→ Task directions
Please write out the complete listing that follows, exactly as it reads.

·····

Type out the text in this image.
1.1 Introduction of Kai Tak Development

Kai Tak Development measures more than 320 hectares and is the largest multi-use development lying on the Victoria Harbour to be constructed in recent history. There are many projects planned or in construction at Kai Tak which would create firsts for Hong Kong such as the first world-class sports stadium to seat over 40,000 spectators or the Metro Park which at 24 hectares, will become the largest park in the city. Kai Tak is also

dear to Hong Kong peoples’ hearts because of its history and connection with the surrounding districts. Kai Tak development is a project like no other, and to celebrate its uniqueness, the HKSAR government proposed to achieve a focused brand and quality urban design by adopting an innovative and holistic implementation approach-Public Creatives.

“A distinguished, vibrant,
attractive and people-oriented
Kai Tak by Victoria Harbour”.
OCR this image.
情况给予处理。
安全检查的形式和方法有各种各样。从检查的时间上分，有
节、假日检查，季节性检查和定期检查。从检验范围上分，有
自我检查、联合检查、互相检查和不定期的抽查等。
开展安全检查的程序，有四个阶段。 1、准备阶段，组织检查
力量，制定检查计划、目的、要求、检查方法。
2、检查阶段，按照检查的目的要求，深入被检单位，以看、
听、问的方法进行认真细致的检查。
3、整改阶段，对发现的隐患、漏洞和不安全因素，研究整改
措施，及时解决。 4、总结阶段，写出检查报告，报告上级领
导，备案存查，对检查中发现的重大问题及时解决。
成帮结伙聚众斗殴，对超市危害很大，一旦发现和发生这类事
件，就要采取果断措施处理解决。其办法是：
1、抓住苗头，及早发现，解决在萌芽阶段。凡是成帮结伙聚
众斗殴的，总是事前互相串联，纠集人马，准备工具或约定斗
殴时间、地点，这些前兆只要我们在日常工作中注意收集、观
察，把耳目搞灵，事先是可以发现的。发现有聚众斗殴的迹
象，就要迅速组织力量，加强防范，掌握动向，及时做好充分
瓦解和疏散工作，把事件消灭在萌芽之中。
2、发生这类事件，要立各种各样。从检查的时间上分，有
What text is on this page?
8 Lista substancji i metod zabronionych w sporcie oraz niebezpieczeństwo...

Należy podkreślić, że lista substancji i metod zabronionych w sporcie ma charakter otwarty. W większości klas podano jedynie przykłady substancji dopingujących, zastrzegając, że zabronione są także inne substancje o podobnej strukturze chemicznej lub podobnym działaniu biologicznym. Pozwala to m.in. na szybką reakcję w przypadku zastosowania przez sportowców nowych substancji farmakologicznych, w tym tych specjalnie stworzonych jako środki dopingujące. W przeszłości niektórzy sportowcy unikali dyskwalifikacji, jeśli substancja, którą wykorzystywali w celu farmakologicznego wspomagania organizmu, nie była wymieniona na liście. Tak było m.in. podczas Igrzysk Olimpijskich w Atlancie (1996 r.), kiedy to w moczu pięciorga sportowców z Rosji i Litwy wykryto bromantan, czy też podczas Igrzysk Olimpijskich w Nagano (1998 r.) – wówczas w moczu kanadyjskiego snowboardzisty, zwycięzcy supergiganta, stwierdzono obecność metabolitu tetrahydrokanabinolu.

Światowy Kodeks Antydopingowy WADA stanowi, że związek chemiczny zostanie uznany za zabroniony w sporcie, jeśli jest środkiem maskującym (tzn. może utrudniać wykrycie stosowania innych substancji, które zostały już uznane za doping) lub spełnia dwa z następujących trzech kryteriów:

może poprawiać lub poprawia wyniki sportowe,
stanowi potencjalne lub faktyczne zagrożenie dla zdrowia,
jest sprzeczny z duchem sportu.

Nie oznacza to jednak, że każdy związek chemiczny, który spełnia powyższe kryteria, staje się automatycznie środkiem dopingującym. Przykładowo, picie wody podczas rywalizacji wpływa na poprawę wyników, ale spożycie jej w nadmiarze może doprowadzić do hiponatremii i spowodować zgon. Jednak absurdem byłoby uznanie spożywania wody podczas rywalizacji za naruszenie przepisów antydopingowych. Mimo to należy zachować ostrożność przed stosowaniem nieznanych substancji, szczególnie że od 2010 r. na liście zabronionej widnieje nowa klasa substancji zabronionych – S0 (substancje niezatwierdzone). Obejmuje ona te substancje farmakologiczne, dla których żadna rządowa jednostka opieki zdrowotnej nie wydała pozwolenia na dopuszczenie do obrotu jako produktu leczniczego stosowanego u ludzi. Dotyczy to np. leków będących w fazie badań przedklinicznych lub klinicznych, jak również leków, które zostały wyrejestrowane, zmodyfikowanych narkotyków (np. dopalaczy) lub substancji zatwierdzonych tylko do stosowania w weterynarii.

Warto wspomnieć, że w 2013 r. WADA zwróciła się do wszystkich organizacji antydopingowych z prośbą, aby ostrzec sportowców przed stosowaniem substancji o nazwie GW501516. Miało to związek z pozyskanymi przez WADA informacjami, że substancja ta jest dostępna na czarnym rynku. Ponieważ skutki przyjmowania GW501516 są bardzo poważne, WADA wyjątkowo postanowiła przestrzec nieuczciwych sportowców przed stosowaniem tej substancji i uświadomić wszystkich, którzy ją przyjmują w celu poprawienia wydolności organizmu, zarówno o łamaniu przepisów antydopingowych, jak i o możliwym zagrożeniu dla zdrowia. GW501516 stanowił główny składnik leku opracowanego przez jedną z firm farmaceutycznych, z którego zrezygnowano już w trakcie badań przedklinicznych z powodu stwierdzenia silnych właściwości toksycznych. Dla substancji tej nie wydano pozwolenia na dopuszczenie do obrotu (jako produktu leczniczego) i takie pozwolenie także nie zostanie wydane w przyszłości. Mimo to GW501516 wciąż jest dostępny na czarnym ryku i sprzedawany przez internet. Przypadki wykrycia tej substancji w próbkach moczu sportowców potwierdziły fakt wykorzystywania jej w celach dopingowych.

·····

→ Result below
Type out the text in this image.
1.1 Introduction of Kai Tak Development

Kai Tak Development measures more than 320 hectares and is the largest multi-use development lying on the Victoria Harbour to be constructed in recent history. There are many projects planned or in construction at Kai Tak which would create firsts for Hong Kong such as the first world-class sports stadium to seat over 40,000 spectators or the Metro Park which at 24 hectares, will become the largest park in the city. Kai Tak is also

dear to Hong Kong peoples’ hearts because of its history and connection with the surrounding districts. Kai Tak development is a project like no other, and to celebrate its uniqueness, the HKSAR government proposed to achieve a focused brand and quality urban design by adopting an innovative and holistic implementation approach-Public Creatives.

“A distinguished, vibrant,
attractive and people-oriented
Kai Tak by Victoria Harbour”.
OCR this image.
情况给予处理。
安全检查的形式和方法有各种各样。从检查的时间上分，有
节、假日检查，季节性检查和定期检查。从检验范围上分，有
自我检查、联合检查、互相检查和不定期的抽查等。
开展安全检查的程序，有四个阶段。 1、准备阶段，组织检查
力量，制定检查计划、目的、要求、检查方法。
2、检查阶段，按照检查的目的要求，深入被检单位，以看、
听、问的方法进行认真细致的检查。
3、整改阶段，对发现的隐患、漏洞和不安全因素，研究整改
措施，及时解决。 4、总结阶段，写出检查报告，报告上级领
导，备案存查，对检查中发现的重大问题及时解决。
成帮结伙聚众斗殴，对超市危害很大，一旦发现和发生这类事
件，就要采取果断措施处理解决。其办法是：
1、抓住苗头，及早发现，解决在萌芽阶段。凡是成帮结伙聚
众斗殴的，总是事前互相串联，纠集人马，准备工具或约定斗
殴时间、地点，这些前兆只要我们在日常工作中注意收集、观
察，把耳目搞灵，事先是可以发现的。发现有聚众斗殴的迹
象，就要迅速组织力量，加强防范，掌握动向，及时做好充分
瓦解和疏散工作，把事件消灭在萌芽之中。
2、发生这类事件，要立各种各样。从检查的时间上分，有
What text is on this page?
8 Lista substancji i metod zabronionych w sporcie oraz niebezpieczeństwo...

Należy podkreślić, że lista substancji i metod zabronionych w sporcie ma charakter otwarty. W większości klas podano jedynie przykłady substancji dopingujących, zastrzegając, że zabronione są także inne substancje o podobnej strukturze chemicznej lub podobnym działaniu biologicznym. Pozwala to m.in. na szybką reakcję w przypadku zastosowania przez sportowców nowych substancji farmakologicznych, w tym tych specjalnie stworzonych jako środki dopingujące. W przeszłości niektórzy sportowcy unikali dyskwalifikacji, jeśli substancja, którą wykorzystywali w celu farmakologicznego wspomagania organizmu, nie była wymieniona na liście. Tak było m.in. podczas Igrzysk Olimpijskich w Atlancie (1996 r.), kiedy to w moczu pięciorga sportowców z Rosji i Litwy wykryto bromantan, czy też podczas Igrzysk Olimpijskich w Nagano (1998 r.) – wówczas w moczu kanadyjskiego snowboardzisty, zwycięzcy supergiganta, stwierdzono obecność metabolitu tetrahydrokanabinolu.

Światowy Kodeks Antydopingowy WADA stanowi, że związek chemiczny zostanie uznany za zabroniony w sporcie, jeśli jest środkiem maskującym (tzn. może utrudniać wykrycie stosowania innych substancji, które zostały już uznane za doping) lub spełnia dwa z następujących trzech kryteriów:

może poprawiać lub poprawia wyniki sportowe,
stanowi potencjalne lub faktyczne zagrożenie dla zdrowia,
jest sprzeczny z duchem sportu.

Nie oznacza to jednak, że każdy związek chemiczny, który spełnia powyższe kryteria, staje się automatycznie środkiem dopingującym. Przykładowo, picie wody podczas rywalizacji wpływa na poprawę wyników, ale spożycie jej w nadmiarze może doprowadzić do hiponatremii i spowodować zgon. Jednak absurdem byłoby uznanie spożywania wody podczas rywalizacji za naruszenie przepisów antydopingowych. Mimo to należy zachować ostrożność przed stosowaniem nieznanych substancji, szczególnie że od 2010 r. na liście zabronionej widnieje nowa klasa substancji zabronionych – S0 (substancje niezatwierdzone). Obejmuje ona te substancje farmakologiczne, dla których żadna rządowa jednostka opieki zdrowotnej nie wydała pozwolenia na dopuszczenie do obrotu jako produktu leczniczego stosowanego u ludzi. Dotyczy to np. leków będących w fazie badań przedklinicznych lub klinicznych, jak również leków, które zostały wyrejestrowane, zmodyfikowanych narkotyków (np. dopalaczy) lub substancji zatwierdzonych tylko do stosowania w weterynarii.

Warto wspomnieć, że w 2013 r. WADA zwróciła się do wszystkich organizacji antydopingowych z prośbą, aby ostrzec sportowców przed stosowaniem substancji o nazwie GW501516. Miało to związek z pozyskanymi przez WADA informacjami, że substancja ta jest dostępna na czarnym rynku. Ponieważ skutki przyjmowania GW501516 są bardzo poważne, WADA wyjątkowo postanowiła przestrzec nieuczciwych sportowców przed stosowaniem tej substancji i uświadomić wszystkich, którzy ją przyjmują w celu poprawienia wydolności organizmu, zarówno o łamaniu przepisów antydopingowych, jak i o możliwym zagrożeniu dla zdrowia. GW501516 stanowił główny składnik leku opracowanego przez jedną z firm farmaceutycznych, z którego zrezygnowano już w trakcie badań przedklinicznych z powodu stwierdzenia silnych właściwości toksycznych. Dla substancji tej nie wydano pozwolenia na dopuszczenie do obrotu (jako produktu leczniczego) i takie pozwolenie także nie zostanie wydane w przyszłości. Mimo to GW501516 wciąż jest dostępny na czarnym ryku i sprzedawany przez internet. Przypadki wykrycia tej substancji w próbkach moczu sportowców potwierdziły fakt wykorzystywania jej w celach dopingowych.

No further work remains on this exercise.